- Work required:
In the entries below, count every line with the string "sous". State the count and nothing else.

[Figure record listings]
= Beginning of Section =
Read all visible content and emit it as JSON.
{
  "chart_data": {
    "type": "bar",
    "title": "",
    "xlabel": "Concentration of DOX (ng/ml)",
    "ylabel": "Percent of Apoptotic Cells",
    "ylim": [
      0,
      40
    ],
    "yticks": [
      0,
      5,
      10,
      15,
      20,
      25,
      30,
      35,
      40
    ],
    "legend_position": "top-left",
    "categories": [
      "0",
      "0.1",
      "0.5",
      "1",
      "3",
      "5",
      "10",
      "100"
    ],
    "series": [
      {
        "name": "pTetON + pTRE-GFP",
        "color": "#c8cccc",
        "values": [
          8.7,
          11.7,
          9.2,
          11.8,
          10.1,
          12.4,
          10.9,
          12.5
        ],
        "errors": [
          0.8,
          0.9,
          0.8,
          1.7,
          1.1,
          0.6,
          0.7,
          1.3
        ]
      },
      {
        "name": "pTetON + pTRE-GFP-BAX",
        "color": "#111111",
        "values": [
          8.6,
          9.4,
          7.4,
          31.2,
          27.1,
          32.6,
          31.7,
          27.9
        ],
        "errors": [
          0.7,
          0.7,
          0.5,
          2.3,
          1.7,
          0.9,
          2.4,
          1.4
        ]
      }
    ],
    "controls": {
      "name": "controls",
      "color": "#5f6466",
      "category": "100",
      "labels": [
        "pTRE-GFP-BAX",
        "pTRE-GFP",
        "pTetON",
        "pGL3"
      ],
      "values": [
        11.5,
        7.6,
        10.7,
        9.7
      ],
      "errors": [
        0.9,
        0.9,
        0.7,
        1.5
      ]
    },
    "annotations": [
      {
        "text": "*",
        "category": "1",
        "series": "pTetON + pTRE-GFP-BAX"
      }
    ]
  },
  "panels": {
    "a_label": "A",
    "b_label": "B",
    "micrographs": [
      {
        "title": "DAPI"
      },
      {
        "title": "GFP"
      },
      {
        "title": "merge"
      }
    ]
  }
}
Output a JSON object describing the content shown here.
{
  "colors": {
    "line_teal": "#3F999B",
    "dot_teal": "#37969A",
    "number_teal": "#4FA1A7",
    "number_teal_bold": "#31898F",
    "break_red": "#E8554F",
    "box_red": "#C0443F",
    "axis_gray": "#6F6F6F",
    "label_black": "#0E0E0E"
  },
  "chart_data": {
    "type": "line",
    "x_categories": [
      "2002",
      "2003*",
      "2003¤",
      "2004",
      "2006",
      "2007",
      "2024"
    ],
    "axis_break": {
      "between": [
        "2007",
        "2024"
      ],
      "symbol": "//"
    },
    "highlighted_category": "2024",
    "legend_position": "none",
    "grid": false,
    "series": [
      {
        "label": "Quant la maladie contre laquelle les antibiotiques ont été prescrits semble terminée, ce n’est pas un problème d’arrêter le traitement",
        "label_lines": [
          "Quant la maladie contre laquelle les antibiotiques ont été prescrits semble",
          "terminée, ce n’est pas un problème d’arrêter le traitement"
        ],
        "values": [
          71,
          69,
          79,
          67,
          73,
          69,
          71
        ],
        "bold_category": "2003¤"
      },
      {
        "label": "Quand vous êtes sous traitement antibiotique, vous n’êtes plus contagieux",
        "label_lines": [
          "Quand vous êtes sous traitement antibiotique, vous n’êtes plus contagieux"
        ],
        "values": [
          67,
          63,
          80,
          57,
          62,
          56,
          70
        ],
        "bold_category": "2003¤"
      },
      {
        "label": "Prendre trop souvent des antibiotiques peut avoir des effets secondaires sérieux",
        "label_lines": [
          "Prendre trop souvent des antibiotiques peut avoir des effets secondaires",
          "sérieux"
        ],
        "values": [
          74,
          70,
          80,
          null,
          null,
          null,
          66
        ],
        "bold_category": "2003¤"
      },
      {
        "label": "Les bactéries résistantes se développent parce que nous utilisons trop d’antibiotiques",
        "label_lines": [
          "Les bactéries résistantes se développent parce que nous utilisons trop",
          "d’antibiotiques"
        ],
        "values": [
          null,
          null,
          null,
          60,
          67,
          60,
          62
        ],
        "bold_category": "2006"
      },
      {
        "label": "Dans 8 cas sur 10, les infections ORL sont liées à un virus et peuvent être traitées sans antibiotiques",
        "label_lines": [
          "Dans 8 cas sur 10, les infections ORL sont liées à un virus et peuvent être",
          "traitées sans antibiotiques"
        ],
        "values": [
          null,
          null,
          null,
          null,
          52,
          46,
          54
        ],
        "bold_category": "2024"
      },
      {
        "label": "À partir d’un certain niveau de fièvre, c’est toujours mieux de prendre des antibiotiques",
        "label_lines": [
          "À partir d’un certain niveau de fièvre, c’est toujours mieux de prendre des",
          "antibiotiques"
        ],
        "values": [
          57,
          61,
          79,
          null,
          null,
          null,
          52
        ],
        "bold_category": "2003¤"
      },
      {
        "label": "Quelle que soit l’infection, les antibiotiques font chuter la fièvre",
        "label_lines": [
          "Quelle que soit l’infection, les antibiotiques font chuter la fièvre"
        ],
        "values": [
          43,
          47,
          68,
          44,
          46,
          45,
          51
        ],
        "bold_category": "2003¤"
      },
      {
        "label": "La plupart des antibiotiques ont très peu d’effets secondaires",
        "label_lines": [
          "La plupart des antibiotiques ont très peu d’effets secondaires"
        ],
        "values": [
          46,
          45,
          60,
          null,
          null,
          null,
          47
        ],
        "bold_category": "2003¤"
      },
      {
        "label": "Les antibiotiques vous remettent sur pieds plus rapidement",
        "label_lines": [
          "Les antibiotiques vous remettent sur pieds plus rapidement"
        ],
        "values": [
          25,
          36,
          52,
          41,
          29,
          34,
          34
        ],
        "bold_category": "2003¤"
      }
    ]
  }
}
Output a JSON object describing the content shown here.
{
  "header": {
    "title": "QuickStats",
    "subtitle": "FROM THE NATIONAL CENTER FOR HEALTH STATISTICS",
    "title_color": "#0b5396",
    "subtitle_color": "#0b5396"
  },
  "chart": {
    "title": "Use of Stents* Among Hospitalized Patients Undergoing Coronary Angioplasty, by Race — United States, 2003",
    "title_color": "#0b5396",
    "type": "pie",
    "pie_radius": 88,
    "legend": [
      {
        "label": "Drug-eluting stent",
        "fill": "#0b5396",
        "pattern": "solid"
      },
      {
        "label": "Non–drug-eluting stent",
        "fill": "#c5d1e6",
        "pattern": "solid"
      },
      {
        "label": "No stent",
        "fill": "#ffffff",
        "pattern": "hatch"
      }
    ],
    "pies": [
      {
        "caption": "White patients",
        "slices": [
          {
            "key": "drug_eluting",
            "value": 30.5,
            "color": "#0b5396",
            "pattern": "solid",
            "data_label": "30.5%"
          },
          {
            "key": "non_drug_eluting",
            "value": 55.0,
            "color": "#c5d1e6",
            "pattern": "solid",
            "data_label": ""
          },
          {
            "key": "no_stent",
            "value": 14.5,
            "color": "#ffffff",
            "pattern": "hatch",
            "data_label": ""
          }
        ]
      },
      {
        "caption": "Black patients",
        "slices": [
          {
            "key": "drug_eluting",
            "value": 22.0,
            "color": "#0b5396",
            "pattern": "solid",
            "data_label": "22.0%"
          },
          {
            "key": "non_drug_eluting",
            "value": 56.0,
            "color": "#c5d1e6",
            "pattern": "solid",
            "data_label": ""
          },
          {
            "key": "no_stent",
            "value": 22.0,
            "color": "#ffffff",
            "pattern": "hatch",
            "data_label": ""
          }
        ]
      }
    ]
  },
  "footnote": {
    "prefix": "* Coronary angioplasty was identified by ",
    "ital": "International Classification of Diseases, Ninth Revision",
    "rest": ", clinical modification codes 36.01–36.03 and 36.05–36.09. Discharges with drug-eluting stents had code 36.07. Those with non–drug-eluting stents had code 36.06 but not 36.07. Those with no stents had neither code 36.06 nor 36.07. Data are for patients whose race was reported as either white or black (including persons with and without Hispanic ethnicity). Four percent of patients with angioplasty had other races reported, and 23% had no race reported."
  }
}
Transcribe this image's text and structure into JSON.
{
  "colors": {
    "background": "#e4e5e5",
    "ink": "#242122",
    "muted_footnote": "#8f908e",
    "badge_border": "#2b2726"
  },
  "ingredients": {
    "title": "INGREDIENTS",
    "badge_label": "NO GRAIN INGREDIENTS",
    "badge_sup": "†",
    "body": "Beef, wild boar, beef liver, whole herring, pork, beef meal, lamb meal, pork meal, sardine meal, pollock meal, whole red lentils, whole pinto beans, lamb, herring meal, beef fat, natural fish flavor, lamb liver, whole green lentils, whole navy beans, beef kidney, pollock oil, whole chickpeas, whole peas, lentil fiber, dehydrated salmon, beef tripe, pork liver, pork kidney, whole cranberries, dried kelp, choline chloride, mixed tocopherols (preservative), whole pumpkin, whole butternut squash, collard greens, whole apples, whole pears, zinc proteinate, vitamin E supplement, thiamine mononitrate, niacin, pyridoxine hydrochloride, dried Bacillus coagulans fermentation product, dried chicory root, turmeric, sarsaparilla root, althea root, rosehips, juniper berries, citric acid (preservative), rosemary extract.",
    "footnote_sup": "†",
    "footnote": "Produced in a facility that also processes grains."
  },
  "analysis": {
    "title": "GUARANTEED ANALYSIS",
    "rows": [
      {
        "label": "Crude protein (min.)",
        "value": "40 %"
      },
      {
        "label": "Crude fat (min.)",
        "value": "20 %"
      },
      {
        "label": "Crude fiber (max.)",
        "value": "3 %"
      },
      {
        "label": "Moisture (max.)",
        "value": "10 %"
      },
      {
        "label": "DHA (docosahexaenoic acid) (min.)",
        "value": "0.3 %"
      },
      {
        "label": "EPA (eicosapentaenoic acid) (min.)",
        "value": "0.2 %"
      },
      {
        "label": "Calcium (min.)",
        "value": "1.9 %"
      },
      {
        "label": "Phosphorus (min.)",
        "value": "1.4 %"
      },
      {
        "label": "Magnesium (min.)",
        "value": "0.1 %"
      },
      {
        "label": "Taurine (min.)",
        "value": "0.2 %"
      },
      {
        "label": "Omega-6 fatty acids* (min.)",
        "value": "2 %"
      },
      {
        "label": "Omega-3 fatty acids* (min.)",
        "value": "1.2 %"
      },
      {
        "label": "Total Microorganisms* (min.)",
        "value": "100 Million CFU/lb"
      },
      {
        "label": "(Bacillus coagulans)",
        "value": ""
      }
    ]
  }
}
= End of Section =
- Response:
2